== Set problem ==
Reproduce all the entries exactly and keep the pictures out.

Stored records:
_ _ _ _ _ _ _
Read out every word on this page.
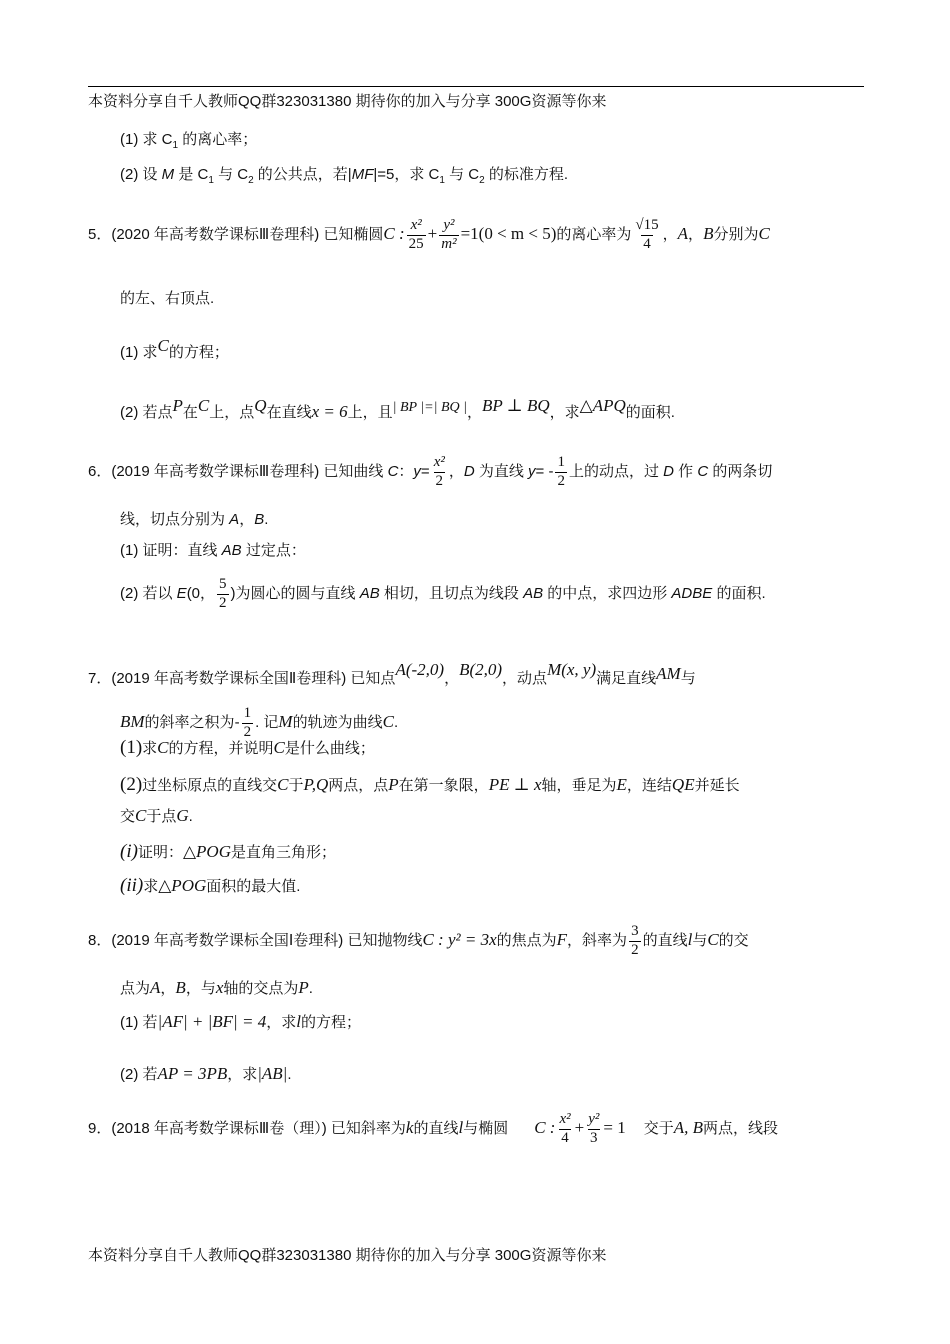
本资料分享自千人教师QQ群323031380 期待你的加入与分享 300G资源等你来
(1) 求 $C_1$ 的离心率；
(2) 设 M 是 $C_1$ 与 $C_2$ 的公共点，若|MF|=5，求 $C_1$ 与 $C_2$ 的标准方程.
5．(2020 年高考数学课标Ⅲ卷理科) 已知椭圆C : $\frac{\text{x²}}{25} + \frac{\text{y²}}{\text{m²}} =1(0 < m < 5)$的离心率为 $\frac{√15}{4}$ ，A，B分别为C
的左、右顶点.
(1) 求C的方程；
(2) 若点P在C上，点Q在直线x = 6上，且| BP |=| BQ |，BP ⊥ BQ，求△APQ的面积.
6．(2019 年高考数学课标Ⅲ卷理科) 已知曲线 C：$y= \frac{\text{x²}}{2}$ ，D 为直线 $y= - \frac{1}{2}$ 上的动点，过 D 作 C 的两条切
线，切点分别为 A，B.
(1) 证明：直线 AB 过定点：
(2) 若以 E(0， $\frac{5}{2}$ )为圆心的圆与直线 AB 相切，且切点为线段 AB 的中点，求四边形 ADBE 的面积.
7．(2019 年高考数学课标全国Ⅱ卷理科) 已知点A(-2,0)，B(2,0)，动点M(x, y)满足直线AM与
BM的斜率之积为- $\frac{1}{2}$ . 记M的轨迹为曲线C.
(1)求C的方程，并说明C是什么曲线；
(2)过坐标原点的直线交C于P,Q两点，点P在第一象限，PE ⊥ x轴，垂足为E，连结QE并延长
交C于点G.
(i)证明：△POG是直角三角形；
(ii)求△POG面积的最大值.
8．(2019 年高考数学课标全国Ⅰ卷理科) 已知抛物线C : y² = 3x的焦点为F，斜率为 $\frac{3}{2}$ 的直线l与C的交
点为A，B，与x轴的交点为P.
(1) 若|AF| + |BF| = 4，求l的方程；
(2) 若AP = 3PB，求|AB|.
9．(2018 年高考数学课标Ⅲ卷（理）) 已知斜率为k的直线l与椭圆 C : $\frac{\text{x²}}{4} + \frac{\text{y²}}{3} = 1$ 交于A, B两点，线段
本资料分享自千人教师QQ群323031380 期待你的加入与分享 300G资源等你来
_ _ _ _ _ _ _
== Answer below ==
Read out every word on this page.
本资料分享自千人教师QQ群323031380 期待你的加入与分享 300G资源等你来
(1) 求 $C_1$ 的离心率；
(2) 设 M 是 $C_1$ 与 $C_2$ 的公共点，若|MF|=5，求 $C_1$ 与 $C_2$ 的标准方程.
5．(2020 年高考数学课标Ⅲ卷理科) 已知椭圆C : $\frac{\text{x²}}{25} + \frac{\text{y²}}{\text{m²}} =1(0 < m < 5)$的离心率为 $\frac{√15}{4}$ ，A，B分别为C
的左、右顶点.
(1) 求C的方程；
(2) 若点P在C上，点Q在直线x = 6上，且| BP |=| BQ |，BP ⊥ BQ，求△APQ的面积.
6．(2019 年高考数学课标Ⅲ卷理科) 已知曲线 C：$y= \frac{\text{x²}}{2}$ ，D 为直线 $y= - \frac{1}{2}$ 上的动点，过 D 作 C 的两条切
线，切点分别为 A，B.
(1) 证明：直线 AB 过定点：
(2) 若以 E(0， $\frac{5}{2}$ )为圆心的圆与直线 AB 相切，且切点为线段 AB 的中点，求四边形 ADBE 的面积.
7．(2019 年高考数学课标全国Ⅱ卷理科) 已知点A(-2,0)，B(2,0)，动点M(x, y)满足直线AM与
BM的斜率之积为- $\frac{1}{2}$ . 记M的轨迹为曲线C.
(1)求C的方程，并说明C是什么曲线；
(2)过坐标原点的直线交C于P,Q两点，点P在第一象限，PE ⊥ x轴，垂足为E，连结QE并延长
交C于点G.
(i)证明：△POG是直角三角形；
(ii)求△POG面积的最大值.
8．(2019 年高考数学课标全国Ⅰ卷理科) 已知抛物线C : y² = 3x的焦点为F，斜率为 $\frac{3}{2}$ 的直线l与C的交
点为A，B，与x轴的交点为P.
(1) 若|AF| + |BF| = 4，求l的方程；
(2) 若AP = 3PB，求|AB|.
9．(2018 年高考数学课标Ⅲ卷（理）) 已知斜率为k的直线l与椭圆 C : $\frac{\text{x²}}{4} + \frac{\text{y²}}{3} = 1$ 交于A, B两点，线段
本资料分享自千人教师QQ群323031380 期待你的加入与分享 300G资源等你来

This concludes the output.